Aim of the task ▸ Gather all lines in the entries below that include the word "beaucoup".

Dataset items:
════════

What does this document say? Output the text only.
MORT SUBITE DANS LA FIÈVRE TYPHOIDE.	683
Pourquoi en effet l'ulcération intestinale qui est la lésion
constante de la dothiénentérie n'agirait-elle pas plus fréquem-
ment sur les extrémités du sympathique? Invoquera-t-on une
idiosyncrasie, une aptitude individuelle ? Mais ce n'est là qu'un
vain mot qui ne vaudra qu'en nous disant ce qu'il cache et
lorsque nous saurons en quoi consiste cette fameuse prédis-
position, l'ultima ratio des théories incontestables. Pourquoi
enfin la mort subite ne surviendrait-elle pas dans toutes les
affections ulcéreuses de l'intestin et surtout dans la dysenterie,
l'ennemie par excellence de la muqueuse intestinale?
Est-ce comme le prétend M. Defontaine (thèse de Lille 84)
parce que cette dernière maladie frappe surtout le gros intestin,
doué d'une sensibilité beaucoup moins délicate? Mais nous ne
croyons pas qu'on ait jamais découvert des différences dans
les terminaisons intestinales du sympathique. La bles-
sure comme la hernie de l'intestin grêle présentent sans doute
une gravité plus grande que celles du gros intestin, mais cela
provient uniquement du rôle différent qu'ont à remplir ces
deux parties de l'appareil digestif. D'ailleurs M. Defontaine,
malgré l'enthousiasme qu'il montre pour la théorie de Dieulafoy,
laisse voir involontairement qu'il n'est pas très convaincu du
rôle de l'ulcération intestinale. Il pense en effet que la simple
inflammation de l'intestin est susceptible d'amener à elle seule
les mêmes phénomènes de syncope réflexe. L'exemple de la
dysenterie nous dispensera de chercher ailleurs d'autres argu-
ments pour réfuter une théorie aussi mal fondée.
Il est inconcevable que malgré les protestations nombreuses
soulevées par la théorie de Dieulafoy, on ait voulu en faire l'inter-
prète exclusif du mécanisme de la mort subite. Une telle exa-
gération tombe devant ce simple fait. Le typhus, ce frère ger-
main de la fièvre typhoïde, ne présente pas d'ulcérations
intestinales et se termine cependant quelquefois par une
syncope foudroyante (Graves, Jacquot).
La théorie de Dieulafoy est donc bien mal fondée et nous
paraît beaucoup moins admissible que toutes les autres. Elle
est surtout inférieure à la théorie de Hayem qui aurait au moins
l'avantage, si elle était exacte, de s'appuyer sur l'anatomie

════════

Solution to the exercise ▸
doué d'une sensibilité beaucoup moins délicate? Mais nous ne
paraît beaucoup moins admissible que toutes les autres. Elle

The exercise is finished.